**Selected passage**
Content starts
I still wonder if I've got something here.

Consider what is being said about this sequence of four cloud images which have six dots of light in them, four of which are identified as Phobos. Each frame of the four frame sequence is 512 by 512 pixels in size. Denote the lower left pixel as being at X=1, y=1 to define a standard Cartesian coordinate plane. Shooting the sequence at an azimuth of 66 degrees implies that the 66 degree heading is aligned along the vertical column of pixels in column 256. Look at the four dots of light visible in the upper right corner of the sequence. This is said to be Phobos descending nearly vertically in pixel column 448 at an azimuth or heading of 87 degrees. That’s a heading difference of 87-66=21 degrees in 448-256= 192 pixels for a scaling factor of around 0.109 degrees per pixel. Between frames 3 and 4 Phobos moves down about 14 pixels which would correspond to 14 * 0.109 = 1.5 degrees in the sky. If Phobos is sinking at 3 / 4 or 0.75 degrees per minute as specified in the forum discussion then these last two frames in the cloud sequence were taken two minutes apart.

Now look at the two mystery dots that appear to be “flying” from right to left in frames 3 and 4. Assume for a moment they are two images of the same object instead of two random cosmic ray pixel glitches. Note that if Phobos is descending anti-sunward in the east in the images, then the right-to-left motion of our mystery object means it is moving from south to north, over the poles –a reasonable path of motion for a science orbiter from Earth like, say, Mars Odyssey with its inclination of 93.2 degrees.
Content ends
**Records**
Content starts
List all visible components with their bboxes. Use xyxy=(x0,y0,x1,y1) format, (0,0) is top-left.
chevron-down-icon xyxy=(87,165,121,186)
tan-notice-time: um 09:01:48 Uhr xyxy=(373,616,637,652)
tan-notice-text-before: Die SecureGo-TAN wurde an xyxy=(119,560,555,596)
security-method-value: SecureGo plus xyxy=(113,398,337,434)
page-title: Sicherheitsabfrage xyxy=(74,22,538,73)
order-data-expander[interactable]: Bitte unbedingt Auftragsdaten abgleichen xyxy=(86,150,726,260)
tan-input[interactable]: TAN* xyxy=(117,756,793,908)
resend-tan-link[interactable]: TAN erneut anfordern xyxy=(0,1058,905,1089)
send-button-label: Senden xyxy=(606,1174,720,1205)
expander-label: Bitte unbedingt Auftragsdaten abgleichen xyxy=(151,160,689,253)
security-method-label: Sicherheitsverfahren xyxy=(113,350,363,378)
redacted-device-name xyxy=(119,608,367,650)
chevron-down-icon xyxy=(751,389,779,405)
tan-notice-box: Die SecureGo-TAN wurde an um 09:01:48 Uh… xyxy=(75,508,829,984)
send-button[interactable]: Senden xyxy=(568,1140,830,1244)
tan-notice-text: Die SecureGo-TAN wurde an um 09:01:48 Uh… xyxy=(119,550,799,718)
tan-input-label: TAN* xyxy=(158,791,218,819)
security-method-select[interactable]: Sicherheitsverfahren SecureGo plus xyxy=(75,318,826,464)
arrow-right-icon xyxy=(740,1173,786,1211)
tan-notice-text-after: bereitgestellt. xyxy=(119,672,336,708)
Content ends
**Your tasks**
**1.** Reproduce everything in the Phobos passage from "Now look at" down to "of 93.2 degrees.".
**2.** Answer these about the Phobos passage:
(a) What is the size of each frame in the sequence?
(b) In which pixel column is Phobos said to descend?
(c) What inclination is given for Mars Odyssey?
The material can be left aside.

**Solutions to the exercise**
**1.**
Now look at the two mystery dots that appear to be “flying” from right to left in frames 3 and 4. Assume for a moment they are two images of the same object instead of two random cosmic ray pixel glitches. Note that if Phobos is descending anti-sunward in the east in the images, then the right-to-left motion of our mystery object means it is moving from south to north, over the poles –a reasonable path of motion for a science orbiter from Earth like, say, Mars Odyssey with its inclination of 93.2 degrees.

**2.**
(a) 512 by 512 pixels
(b) Column 448
(c) 93.2 degrees